**Task goal**
Exactly as written, print each record in the listing.

**Saved entries**
++++++++
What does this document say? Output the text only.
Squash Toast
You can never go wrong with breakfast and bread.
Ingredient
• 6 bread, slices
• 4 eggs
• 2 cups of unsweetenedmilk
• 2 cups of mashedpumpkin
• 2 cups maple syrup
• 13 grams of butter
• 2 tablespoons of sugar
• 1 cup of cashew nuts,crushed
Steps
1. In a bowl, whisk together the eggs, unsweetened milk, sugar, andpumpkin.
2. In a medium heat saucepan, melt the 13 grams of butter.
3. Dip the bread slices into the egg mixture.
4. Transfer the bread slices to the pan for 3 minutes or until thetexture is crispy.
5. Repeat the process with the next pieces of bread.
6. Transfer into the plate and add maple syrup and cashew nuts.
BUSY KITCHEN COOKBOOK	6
++++++++
**Exercise output**
What does this document say? Output the text only.
Squash Toast
You can never go wrong with breakfast and bread.
Ingredient
• 6 bread, slices
• 4 eggs
• 2 cups of unsweetenedmilk
• 2 cups of mashedpumpkin
• 2 cups maple syrup
• 13 grams of butter
• 2 tablespoons of sugar
• 1 cup of cashew nuts,crushed
Steps
1. In a bowl, whisk together the eggs, unsweetened milk, sugar, andpumpkin.
2. In a medium heat saucepan, melt the 13 grams of butter.
3. Dip the bread slices into the egg mixture.
4. Transfer the bread slices to the pan for 3 minutes or until thetexture is crispy.
5. Repeat the process with the next pieces of bread.
6. Transfer into the plate and add maple syrup and cashew nuts.
BUSY KITCHEN COOKBOOK	6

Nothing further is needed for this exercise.